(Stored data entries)

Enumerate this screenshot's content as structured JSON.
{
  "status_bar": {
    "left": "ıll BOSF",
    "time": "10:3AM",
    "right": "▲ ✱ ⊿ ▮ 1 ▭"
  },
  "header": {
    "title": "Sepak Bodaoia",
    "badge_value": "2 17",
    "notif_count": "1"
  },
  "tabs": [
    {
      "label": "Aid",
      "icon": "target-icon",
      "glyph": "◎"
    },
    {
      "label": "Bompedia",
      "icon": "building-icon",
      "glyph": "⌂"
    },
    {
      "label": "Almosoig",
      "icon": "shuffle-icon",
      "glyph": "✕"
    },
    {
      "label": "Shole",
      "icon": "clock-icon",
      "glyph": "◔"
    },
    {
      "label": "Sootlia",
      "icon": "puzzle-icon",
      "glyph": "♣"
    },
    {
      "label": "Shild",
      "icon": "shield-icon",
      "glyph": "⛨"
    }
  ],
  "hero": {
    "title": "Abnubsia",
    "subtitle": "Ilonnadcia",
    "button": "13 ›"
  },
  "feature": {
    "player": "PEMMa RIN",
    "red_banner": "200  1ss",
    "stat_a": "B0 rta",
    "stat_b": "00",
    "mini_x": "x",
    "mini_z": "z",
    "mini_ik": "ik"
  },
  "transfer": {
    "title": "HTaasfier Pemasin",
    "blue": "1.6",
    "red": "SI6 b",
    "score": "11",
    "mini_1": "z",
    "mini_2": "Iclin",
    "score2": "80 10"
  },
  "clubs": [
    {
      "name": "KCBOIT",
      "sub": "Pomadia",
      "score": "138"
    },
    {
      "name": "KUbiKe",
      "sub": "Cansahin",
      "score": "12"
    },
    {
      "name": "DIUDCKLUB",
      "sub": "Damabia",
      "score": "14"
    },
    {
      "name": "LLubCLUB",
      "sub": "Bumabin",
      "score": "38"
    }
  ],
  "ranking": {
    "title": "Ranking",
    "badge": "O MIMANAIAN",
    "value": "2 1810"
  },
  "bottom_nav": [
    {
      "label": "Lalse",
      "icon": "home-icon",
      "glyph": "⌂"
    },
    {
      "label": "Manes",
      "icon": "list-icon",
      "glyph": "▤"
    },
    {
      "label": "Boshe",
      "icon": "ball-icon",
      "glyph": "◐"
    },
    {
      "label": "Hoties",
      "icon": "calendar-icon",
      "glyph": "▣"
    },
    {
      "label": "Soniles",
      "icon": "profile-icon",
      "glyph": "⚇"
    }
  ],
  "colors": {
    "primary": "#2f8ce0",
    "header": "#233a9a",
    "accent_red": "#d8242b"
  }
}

_YOUR TASK_. Print every entry exactly as it appears.

_TASK RESULT_.
Enumerate this screenshot's content as structured JSON.
{
  "status_bar": {
    "left": "ıll BOSF",
    "time": "10:3AM",
    "right": "▲ ✱ ⊿ ▮ 1 ▭"
  },
  "header": {
    "title": "Sepak Bodaoia",
    "badge_value": "2 17",
    "notif_count": "1"
  },
  "tabs": [
    {
      "label": "Aid",
      "icon": "target-icon",
      "glyph": "◎"
    },
    {
      "label": "Bompedia",
      "icon": "building-icon",
      "glyph": "⌂"
    },
    {
      "label": "Almosoig",
      "icon": "shuffle-icon",
      "glyph": "✕"
    },
    {
      "label": "Shole",
      "icon": "clock-icon",
      "glyph": "◔"
    },
    {
      "label": "Sootlia",
      "icon": "puzzle-icon",
      "glyph": "♣"
    },
    {
      "label": "Shild",
      "icon": "shield-icon",
      "glyph": "⛨"
    }
  ],
  "hero": {
    "title": "Abnubsia",
    "subtitle": "Ilonnadcia",
    "button": "13 ›"
  },
  "feature": {
    "player": "PEMMa RIN",
    "red_banner": "200  1ss",
    "stat_a": "B0 rta",
    "stat_b": "00",
    "mini_x": "x",
    "mini_z": "z",
    "mini_ik": "ik"
  },
  "transfer": {
    "title": "HTaasfier Pemasin",
    "blue": "1.6",
    "red": "SI6 b",
    "score": "11",
    "mini_1": "z",
    "mini_2": "Iclin",
    "score2": "80 10"
  },
  "clubs": [
    {
      "name": "KCBOIT",
      "sub": "Pomadia",
      "score": "138"
    },
    {
      "name": "KUbiKe",
      "sub": "Cansahin",
      "score": "12"
    },
    {
      "name": "DIUDCKLUB",
      "sub": "Damabia",
      "score": "14"
    },
    {
      "name": "LLubCLUB",
      "sub": "Bumabin",
      "score": "38"
    }
  ],
  "ranking": {
    "title": "Ranking",
    "badge": "O MIMANAIAN",
    "value": "2 1810"
  },
  "bottom_nav": [
    {
      "label": "Lalse",
      "icon": "home-icon",
      "glyph": "⌂"
    },
    {
      "label": "Manes",
      "icon": "list-icon",
      "glyph": "▤"
    },
    {
      "label": "Boshe",
      "icon": "ball-icon",
      "glyph": "◐"
    },
    {
      "label": "Hoties",
      "icon": "calendar-icon",
      "glyph": "▣"
    },
    {
      "label": "Soniles",
      "icon": "profile-icon",
      "glyph": "⚇"
    }
  ],
  "colors": {
    "primary": "#2f8ce0",
    "header": "#233a9a",
    "accent_red": "#d8242b"
  }
}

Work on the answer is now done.